**Work instructions:**
Leave out every picture, and output exactly the lines from the line containing "Convert this screenshot" through the last line of the data.

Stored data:
###
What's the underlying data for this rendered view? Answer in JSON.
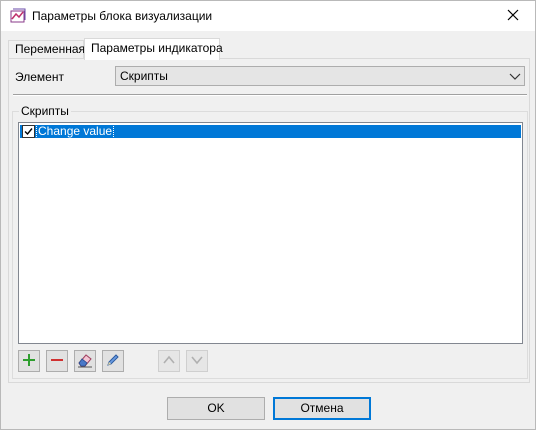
{
  "window": {
    "title": "Параметры блока визуализации",
    "icons": {
      "app": "visualization-app-icon",
      "close": "close-icon"
    }
  },
  "tabs": [
    {
      "label": "Переменная",
      "selected": false
    },
    {
      "label": "Параметры индикатора",
      "selected": true
    }
  ],
  "element_field": {
    "label": "Элемент",
    "value": "Скрипты"
  },
  "scripts_group": {
    "title": "Скрипты",
    "items": [
      {
        "label": "Change value",
        "checked": true,
        "selected": true
      }
    ]
  },
  "toolbar": {
    "buttons": [
      {
        "name": "add-icon",
        "enabled": true
      },
      {
        "name": "remove-icon",
        "enabled": true
      },
      {
        "name": "eraser-icon",
        "enabled": true
      },
      {
        "name": "edit-pencil-icon",
        "enabled": true
      },
      {
        "name": "move-up-icon",
        "enabled": false
      },
      {
        "name": "move-down-icon",
        "enabled": false
      }
    ]
  },
  "buttons": {
    "ok": "OK",
    "cancel": "Отмена"
  },
  "colors": {
    "selection": "#0078d7",
    "add": "#2e9e2e",
    "remove": "#d03030"
  }
}
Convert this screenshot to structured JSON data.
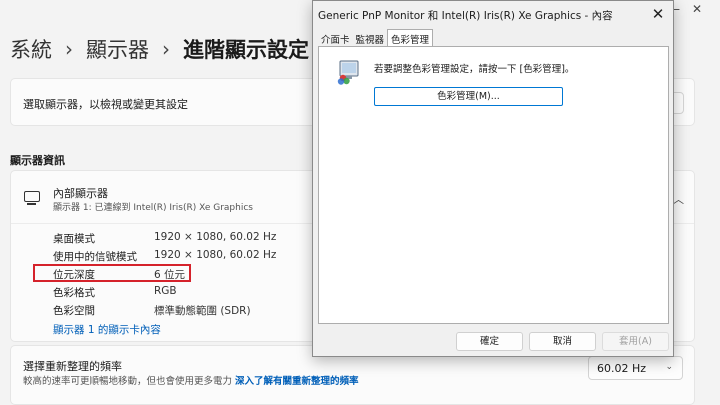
{
  "window_controls": {
    "minimize": "—",
    "close": "✕"
  },
  "breadcrumb": {
    "level1": "系統",
    "level2": "顯示器",
    "current": "進階顯示設定",
    "separator": "›"
  },
  "select_display": {
    "label": "選取顯示器，以檢視或變更其設定"
  },
  "display_info": {
    "section_title": "顯示器資訊",
    "monitor_name": "內部顯示器",
    "monitor_sub": "顯示器 1: 已連線到 Intel(R) Iris(R) Xe Graphics",
    "collapse_glyph": "︿",
    "rows": [
      {
        "key": "桌面模式",
        "value": "1920 × 1080, 60.02 Hz"
      },
      {
        "key": "使用中的信號模式",
        "value": "1920 × 1080, 60.02 Hz"
      },
      {
        "key": "位元深度",
        "value": "6 位元"
      },
      {
        "key": "色彩格式",
        "value": "RGB"
      },
      {
        "key": "色彩空間",
        "value": "標準動態範圍 (SDR)"
      }
    ],
    "adapter_link": "顯示器 1 的顯示卡內容"
  },
  "refresh": {
    "title": "選擇重新整理的頻率",
    "description": "較高的速率可更順暢地移動，但也會使用更多電力",
    "link": "深入了解有關重新整理的頻率",
    "value": "60.02 Hz",
    "chevron": "⌄"
  },
  "dialog": {
    "title": "Generic PnP Monitor 和 Intel(R) Iris(R) Xe Graphics - 內容",
    "close": "✕",
    "tabs": [
      "介面卡",
      "監視器",
      "色彩管理"
    ],
    "active_tab": "色彩管理",
    "instruction": "若要調整色彩管理設定，請按一下 [色彩管理]。",
    "color_mgmt_button": "色彩管理(M)...",
    "ok": "確定",
    "cancel": "取消",
    "apply": "套用(A)"
  },
  "colors": {
    "accent": "#005fb8",
    "highlight_box": "#d5222b",
    "dialog_button_focus": "#0078d4"
  }
}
###
**Answer to this exercise:**
Convert this screenshot to structured JSON data.
{
  "window_controls": {
    "minimize": "—",
    "close": "✕"
  },
  "breadcrumb": {
    "level1": "系統",
    "level2": "顯示器",
    "current": "進階顯示設定",
    "separator": "›"
  },
  "select_display": {
    "label": "選取顯示器，以檢視或變更其設定"
  },
  "display_info": {
    "section_title": "顯示器資訊",
    "monitor_name": "內部顯示器",
    "monitor_sub": "顯示器 1: 已連線到 Intel(R) Iris(R) Xe Graphics",
    "collapse_glyph": "︿",
    "rows": [
      {
        "key": "桌面模式",
        "value": "1920 × 1080, 60.02 Hz"
      },
      {
        "key": "使用中的信號模式",
        "value": "1920 × 1080, 60.02 Hz"
      },
      {
        "key": "位元深度",
        "value": "6 位元"
      },
      {
        "key": "色彩格式",
        "value": "RGB"
      },
      {
        "key": "色彩空間",
        "value": "標準動態範圍 (SDR)"
      }
    ],
    "adapter_link": "顯示器 1 的顯示卡內容"
  },
  "refresh": {
    "title": "選擇重新整理的頻率",
    "description": "較高的速率可更順暢地移動，但也會使用更多電力",
    "link": "深入了解有關重新整理的頻率",
    "value": "60.02 Hz",
    "chevron": "⌄"
  },
  "dialog": {
    "title": "Generic PnP Monitor 和 Intel(R) Iris(R) Xe Graphics - 內容",
    "close": "✕",
    "tabs": [
      "介面卡",
      "監視器",
      "色彩管理"
    ],
    "active_tab": "色彩管理",
    "instruction": "若要調整色彩管理設定，請按一下 [色彩管理]。",
    "color_mgmt_button": "色彩管理(M)...",
    "ok": "確定",
    "cancel": "取消",
    "apply": "套用(A)"
  },
  "colors": {
    "accent": "#005fb8",
    "highlight_box": "#d5222b",
    "dialog_button_focus": "#0078d4"
  }
}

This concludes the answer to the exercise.